-- What is required --
Which lines have the string "JSON"? Copy all of them from the entries below.

Collection entries

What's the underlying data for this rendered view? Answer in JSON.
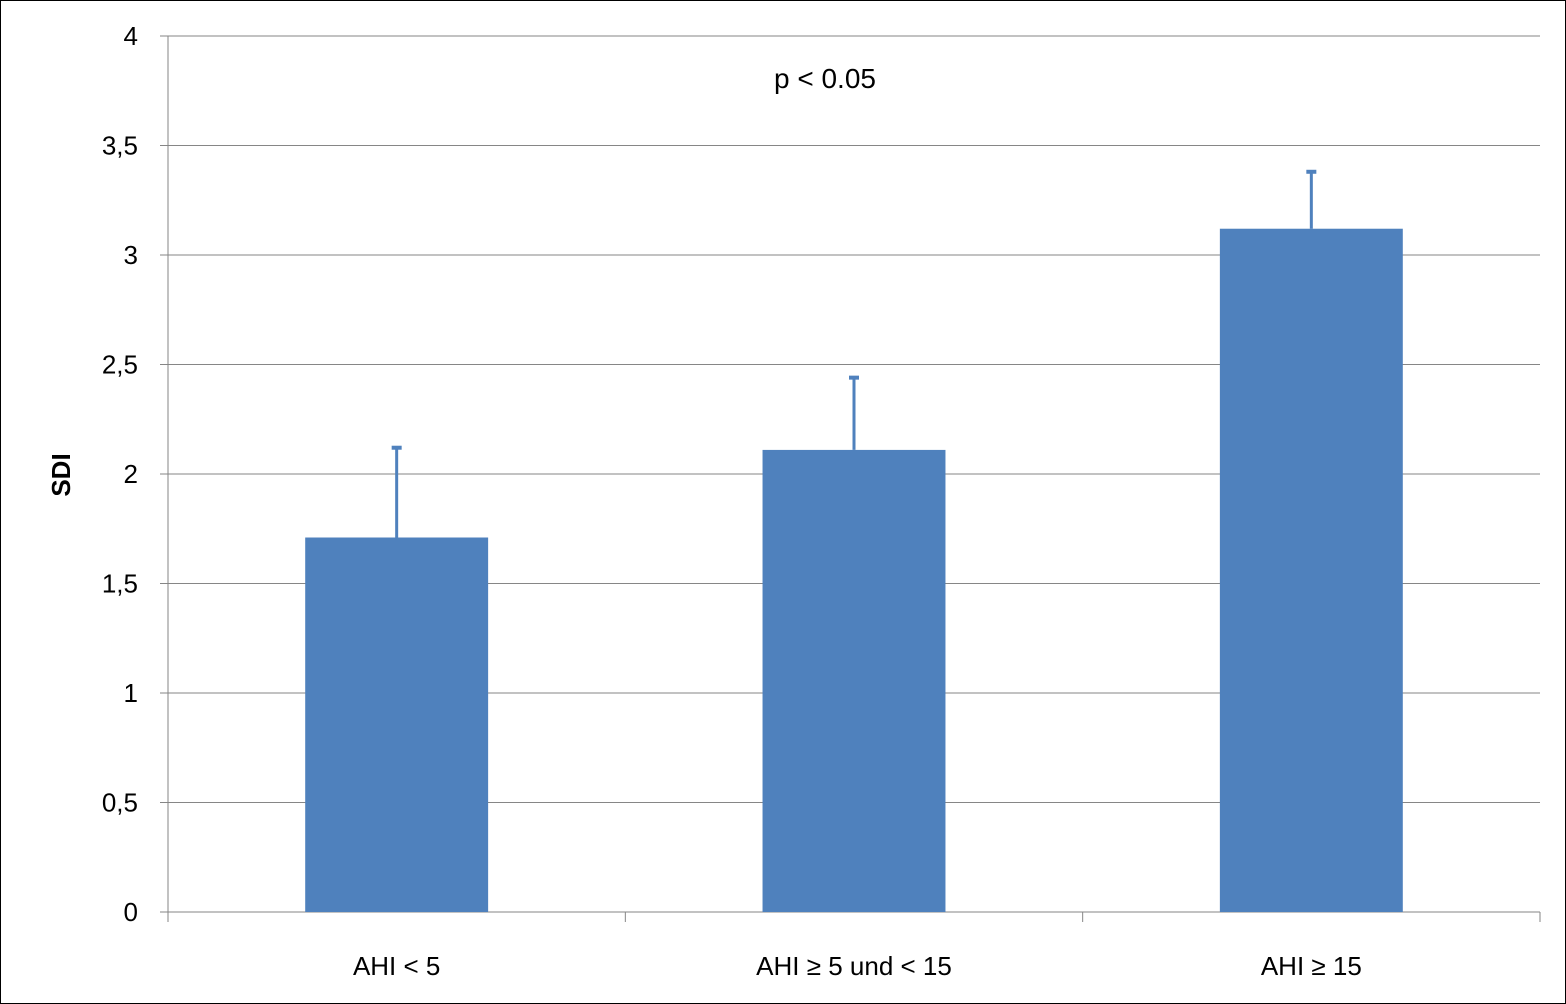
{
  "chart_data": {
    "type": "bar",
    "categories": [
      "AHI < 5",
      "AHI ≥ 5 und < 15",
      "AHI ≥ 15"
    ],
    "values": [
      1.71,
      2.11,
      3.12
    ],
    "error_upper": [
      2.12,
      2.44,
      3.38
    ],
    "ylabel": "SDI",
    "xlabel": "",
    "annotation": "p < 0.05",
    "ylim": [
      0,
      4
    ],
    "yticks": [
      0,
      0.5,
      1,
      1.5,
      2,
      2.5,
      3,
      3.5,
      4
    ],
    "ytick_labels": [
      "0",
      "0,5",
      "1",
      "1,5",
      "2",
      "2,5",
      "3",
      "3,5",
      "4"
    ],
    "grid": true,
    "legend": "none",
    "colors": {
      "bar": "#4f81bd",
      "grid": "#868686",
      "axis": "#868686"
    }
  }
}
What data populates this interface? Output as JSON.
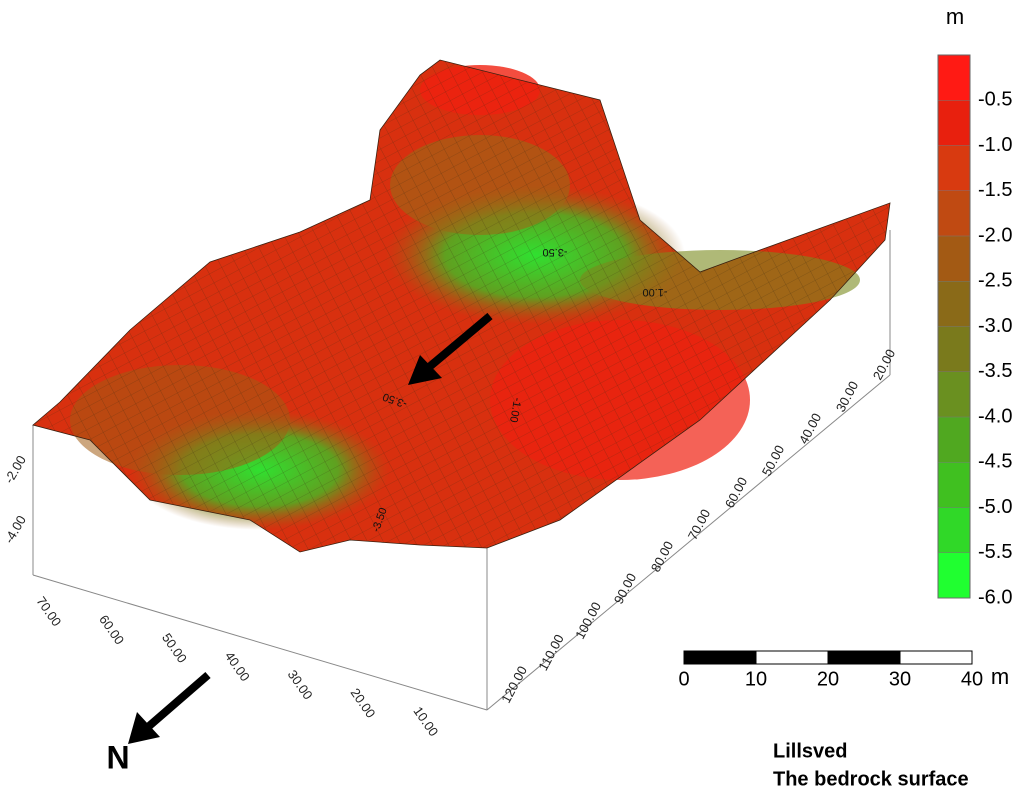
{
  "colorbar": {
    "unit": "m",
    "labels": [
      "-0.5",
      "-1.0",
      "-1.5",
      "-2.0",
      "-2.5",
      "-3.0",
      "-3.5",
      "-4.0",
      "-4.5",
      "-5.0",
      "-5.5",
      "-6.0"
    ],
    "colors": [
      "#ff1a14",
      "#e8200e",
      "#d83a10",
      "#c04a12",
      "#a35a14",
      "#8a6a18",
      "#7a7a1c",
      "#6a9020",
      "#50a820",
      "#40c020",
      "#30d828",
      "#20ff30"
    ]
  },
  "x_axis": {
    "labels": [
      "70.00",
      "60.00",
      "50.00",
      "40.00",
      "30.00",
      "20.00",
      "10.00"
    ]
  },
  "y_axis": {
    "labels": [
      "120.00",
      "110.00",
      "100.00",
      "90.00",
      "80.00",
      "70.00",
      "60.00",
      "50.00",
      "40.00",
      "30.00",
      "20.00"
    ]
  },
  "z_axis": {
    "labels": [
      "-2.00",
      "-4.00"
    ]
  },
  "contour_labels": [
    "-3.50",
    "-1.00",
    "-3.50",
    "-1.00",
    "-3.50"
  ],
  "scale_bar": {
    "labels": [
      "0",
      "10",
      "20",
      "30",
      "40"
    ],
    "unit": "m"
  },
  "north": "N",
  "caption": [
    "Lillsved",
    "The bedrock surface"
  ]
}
---
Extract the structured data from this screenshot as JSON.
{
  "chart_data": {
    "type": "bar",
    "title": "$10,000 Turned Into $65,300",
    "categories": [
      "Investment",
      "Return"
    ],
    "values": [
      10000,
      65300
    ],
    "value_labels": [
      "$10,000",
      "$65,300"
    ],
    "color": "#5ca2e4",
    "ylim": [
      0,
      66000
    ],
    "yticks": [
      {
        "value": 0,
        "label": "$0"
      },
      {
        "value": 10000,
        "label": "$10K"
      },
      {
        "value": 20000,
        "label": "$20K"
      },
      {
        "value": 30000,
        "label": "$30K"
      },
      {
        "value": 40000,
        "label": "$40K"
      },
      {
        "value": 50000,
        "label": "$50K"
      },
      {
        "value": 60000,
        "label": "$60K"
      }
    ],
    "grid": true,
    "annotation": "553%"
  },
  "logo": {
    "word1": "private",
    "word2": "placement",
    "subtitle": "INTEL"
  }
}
* * *
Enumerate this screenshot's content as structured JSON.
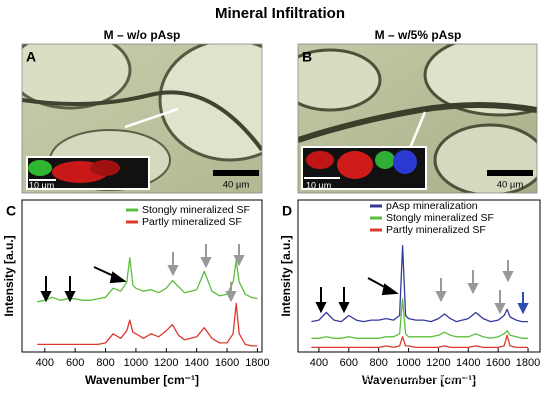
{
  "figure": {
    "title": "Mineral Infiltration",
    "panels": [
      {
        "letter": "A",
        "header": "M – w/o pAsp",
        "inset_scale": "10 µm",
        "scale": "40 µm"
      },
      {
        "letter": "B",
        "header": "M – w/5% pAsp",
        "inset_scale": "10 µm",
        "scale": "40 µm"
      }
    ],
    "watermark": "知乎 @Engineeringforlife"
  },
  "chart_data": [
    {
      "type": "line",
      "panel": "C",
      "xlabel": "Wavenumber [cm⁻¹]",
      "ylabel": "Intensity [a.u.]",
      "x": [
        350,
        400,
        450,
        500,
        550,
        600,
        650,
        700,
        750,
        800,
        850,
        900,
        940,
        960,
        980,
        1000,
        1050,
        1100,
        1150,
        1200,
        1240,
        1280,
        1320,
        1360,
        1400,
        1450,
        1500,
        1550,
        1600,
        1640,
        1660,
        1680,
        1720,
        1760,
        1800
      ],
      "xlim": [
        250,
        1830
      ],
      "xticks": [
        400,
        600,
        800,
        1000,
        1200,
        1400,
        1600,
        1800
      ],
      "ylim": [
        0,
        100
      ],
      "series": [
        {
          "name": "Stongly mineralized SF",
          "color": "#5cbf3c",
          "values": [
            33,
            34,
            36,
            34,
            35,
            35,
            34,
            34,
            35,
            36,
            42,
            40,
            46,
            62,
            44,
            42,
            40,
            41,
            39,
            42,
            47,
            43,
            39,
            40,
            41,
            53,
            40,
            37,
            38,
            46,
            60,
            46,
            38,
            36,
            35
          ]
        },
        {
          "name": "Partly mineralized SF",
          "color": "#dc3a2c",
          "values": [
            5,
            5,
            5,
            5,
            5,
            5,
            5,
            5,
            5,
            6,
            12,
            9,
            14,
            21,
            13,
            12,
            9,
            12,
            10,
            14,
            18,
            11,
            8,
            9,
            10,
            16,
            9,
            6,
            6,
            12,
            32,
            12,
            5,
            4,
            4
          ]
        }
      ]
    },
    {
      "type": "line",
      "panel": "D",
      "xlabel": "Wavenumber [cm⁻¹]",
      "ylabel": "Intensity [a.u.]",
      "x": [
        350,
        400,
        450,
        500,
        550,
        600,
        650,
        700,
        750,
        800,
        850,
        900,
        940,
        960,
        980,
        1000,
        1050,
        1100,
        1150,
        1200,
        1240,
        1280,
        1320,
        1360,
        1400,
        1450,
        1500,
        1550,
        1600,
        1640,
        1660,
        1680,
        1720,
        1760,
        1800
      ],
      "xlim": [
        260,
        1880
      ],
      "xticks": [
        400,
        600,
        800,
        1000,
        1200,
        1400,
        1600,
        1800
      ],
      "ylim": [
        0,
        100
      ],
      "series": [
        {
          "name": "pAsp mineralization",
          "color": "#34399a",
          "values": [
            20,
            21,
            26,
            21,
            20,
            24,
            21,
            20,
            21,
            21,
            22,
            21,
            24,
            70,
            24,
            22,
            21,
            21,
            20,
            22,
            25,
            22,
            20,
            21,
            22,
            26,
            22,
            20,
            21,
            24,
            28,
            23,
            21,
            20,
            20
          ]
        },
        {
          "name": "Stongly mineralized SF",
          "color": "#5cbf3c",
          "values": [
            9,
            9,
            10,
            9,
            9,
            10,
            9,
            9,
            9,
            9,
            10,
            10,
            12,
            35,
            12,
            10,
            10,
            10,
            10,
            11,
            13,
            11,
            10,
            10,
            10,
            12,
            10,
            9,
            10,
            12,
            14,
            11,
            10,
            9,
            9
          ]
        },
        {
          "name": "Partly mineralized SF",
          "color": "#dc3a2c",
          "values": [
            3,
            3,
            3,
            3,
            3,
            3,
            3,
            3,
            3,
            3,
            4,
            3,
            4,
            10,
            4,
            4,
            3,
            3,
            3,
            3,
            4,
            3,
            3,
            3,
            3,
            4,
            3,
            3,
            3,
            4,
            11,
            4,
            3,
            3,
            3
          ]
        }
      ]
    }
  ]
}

-- Complete output --
What's the underlying data for this rendered view? Answer in JSON.
What data populates this interface? Output as JSON.
Extract the structured data from this screenshot as JSON.
Enumerate this screenshot's content as structured JSON.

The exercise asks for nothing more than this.